Goal:
Gather every line of the entries that includes the word "location".

******************************

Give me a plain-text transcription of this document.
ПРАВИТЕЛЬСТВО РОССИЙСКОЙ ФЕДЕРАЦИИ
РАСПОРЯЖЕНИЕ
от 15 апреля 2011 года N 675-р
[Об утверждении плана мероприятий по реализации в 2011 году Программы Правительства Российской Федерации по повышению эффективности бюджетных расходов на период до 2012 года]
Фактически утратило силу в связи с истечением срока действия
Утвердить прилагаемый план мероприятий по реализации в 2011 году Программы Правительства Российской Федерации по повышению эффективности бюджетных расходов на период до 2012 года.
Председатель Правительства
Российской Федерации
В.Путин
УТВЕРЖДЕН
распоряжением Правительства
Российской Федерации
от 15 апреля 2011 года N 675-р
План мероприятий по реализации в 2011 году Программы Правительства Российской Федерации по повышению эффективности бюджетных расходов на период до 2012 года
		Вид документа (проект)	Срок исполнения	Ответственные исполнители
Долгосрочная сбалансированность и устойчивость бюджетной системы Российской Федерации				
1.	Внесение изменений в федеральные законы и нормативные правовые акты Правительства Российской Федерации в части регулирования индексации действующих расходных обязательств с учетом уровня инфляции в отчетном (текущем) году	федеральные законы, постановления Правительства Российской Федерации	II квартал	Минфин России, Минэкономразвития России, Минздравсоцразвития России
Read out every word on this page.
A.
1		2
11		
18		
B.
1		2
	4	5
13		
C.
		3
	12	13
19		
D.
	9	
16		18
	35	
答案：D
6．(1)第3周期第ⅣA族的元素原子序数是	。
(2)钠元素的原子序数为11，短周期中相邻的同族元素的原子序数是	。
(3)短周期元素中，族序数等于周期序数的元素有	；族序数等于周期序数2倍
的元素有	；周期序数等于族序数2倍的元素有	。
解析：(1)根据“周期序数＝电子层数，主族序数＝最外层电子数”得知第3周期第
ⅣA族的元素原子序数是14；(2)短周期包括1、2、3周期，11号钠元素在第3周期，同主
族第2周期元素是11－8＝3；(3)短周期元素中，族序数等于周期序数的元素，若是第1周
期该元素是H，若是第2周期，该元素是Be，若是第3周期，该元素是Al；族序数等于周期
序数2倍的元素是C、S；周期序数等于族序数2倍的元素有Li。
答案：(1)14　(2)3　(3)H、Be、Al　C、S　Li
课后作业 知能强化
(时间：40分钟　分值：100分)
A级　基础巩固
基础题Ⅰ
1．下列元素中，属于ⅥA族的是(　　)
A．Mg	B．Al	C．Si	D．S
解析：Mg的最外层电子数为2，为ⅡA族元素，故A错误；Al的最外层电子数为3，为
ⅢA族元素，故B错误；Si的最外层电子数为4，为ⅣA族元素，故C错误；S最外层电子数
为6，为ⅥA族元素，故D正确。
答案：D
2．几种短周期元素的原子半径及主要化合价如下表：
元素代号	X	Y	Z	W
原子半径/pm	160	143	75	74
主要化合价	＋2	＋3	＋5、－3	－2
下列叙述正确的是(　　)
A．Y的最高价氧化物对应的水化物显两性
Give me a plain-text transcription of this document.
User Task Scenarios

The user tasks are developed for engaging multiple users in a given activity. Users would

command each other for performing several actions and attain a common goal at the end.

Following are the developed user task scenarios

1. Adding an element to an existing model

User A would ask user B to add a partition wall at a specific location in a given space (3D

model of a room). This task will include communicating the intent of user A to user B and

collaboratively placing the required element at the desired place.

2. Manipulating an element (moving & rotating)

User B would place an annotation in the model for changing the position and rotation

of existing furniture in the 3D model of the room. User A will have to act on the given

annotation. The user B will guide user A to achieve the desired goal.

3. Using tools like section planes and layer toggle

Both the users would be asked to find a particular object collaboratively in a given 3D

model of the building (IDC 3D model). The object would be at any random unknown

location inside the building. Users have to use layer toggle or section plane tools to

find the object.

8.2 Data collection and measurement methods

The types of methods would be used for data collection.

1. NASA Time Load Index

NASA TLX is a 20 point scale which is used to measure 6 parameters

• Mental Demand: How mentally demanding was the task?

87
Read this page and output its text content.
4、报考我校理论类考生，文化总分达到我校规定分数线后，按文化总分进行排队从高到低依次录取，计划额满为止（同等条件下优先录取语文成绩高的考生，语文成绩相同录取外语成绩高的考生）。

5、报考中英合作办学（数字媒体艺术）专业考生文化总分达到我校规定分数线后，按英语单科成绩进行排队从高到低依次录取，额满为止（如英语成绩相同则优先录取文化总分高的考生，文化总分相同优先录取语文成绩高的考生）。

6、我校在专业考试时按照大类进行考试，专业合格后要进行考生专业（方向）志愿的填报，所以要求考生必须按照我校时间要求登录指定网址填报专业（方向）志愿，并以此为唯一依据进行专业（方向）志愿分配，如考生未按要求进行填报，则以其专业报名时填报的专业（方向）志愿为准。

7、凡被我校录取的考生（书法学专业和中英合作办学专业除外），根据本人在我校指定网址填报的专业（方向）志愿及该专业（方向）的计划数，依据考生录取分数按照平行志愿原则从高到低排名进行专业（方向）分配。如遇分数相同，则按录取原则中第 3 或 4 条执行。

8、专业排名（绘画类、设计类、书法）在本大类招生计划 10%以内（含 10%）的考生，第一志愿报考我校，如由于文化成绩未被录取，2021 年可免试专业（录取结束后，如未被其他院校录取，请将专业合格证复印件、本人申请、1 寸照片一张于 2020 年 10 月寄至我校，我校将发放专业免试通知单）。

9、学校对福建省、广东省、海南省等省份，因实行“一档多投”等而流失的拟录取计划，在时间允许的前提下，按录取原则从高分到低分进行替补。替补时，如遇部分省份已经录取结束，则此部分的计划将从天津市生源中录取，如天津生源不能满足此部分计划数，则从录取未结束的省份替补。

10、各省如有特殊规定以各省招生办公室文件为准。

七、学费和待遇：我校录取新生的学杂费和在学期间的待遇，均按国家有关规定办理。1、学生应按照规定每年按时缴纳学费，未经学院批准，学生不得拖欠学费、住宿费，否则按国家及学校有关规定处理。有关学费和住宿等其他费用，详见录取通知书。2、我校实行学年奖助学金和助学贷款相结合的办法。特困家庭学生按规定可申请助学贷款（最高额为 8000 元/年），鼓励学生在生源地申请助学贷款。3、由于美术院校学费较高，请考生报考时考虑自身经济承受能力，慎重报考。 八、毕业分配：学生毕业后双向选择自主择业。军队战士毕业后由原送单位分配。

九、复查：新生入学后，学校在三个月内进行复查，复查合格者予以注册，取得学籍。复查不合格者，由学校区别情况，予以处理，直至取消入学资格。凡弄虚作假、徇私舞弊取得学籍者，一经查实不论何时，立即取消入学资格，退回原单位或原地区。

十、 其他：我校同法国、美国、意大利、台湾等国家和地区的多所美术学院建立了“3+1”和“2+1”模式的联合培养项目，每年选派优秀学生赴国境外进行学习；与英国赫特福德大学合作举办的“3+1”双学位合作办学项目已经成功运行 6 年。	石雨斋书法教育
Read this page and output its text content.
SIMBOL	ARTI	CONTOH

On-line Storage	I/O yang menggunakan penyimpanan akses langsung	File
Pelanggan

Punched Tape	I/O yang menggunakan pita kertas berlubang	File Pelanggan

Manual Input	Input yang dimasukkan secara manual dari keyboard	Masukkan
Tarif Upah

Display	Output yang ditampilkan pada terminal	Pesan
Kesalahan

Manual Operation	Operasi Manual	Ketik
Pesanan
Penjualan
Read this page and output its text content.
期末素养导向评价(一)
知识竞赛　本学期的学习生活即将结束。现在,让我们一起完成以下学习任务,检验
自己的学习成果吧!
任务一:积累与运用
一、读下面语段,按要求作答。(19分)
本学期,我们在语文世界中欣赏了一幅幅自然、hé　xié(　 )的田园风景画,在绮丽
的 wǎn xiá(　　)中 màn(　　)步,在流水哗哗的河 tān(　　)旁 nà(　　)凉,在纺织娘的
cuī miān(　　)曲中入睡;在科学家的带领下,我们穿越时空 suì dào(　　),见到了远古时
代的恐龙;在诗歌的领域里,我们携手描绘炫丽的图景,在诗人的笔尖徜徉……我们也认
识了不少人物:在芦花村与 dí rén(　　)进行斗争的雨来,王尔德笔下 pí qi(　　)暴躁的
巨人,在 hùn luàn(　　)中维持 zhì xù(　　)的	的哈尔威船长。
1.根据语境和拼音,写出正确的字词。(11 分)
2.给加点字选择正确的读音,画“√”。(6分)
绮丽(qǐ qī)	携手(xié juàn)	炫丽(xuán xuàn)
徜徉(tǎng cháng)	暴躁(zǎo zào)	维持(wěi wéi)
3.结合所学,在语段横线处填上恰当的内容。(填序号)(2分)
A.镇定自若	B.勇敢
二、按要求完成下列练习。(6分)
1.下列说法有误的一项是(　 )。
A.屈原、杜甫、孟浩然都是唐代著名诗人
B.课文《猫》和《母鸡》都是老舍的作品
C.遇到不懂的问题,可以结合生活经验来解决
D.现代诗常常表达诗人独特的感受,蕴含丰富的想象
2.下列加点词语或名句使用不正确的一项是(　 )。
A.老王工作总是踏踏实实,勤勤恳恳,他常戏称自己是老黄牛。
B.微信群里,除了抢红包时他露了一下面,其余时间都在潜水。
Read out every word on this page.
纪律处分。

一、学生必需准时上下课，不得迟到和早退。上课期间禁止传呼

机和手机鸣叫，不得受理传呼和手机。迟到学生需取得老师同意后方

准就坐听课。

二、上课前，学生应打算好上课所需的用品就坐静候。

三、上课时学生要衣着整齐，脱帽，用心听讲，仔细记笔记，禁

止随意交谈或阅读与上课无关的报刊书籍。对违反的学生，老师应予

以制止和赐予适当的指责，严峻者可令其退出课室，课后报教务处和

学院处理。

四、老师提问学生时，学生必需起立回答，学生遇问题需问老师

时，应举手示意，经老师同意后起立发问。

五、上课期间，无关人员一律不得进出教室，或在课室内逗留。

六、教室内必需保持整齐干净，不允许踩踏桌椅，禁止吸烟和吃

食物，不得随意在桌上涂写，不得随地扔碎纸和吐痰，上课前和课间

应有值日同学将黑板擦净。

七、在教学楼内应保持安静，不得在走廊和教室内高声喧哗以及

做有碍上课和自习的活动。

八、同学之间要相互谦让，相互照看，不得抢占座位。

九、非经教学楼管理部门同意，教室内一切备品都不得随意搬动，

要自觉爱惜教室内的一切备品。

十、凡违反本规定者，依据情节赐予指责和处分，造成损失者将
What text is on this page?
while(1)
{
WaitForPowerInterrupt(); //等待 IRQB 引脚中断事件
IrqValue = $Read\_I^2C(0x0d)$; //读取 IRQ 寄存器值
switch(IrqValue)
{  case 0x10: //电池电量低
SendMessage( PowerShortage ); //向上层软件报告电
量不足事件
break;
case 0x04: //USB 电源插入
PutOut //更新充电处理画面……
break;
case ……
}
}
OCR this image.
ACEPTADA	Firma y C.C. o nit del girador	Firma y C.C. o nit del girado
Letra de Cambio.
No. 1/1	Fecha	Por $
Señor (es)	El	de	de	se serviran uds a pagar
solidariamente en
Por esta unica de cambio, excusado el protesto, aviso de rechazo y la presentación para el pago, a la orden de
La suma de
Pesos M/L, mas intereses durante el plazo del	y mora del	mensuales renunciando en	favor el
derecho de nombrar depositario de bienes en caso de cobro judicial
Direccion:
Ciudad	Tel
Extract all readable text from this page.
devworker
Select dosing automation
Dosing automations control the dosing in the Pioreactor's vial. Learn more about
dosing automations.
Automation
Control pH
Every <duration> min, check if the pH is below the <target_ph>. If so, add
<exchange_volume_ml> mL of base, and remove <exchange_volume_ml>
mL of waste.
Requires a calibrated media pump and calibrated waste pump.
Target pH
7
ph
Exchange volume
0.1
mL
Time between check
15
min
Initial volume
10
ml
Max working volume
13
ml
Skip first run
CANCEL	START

******************************

Task output:
User A would ask user B to add a partition wall at a specific location in a given space (3D
location inside the building. Users have to use layer toggle or section plane tools to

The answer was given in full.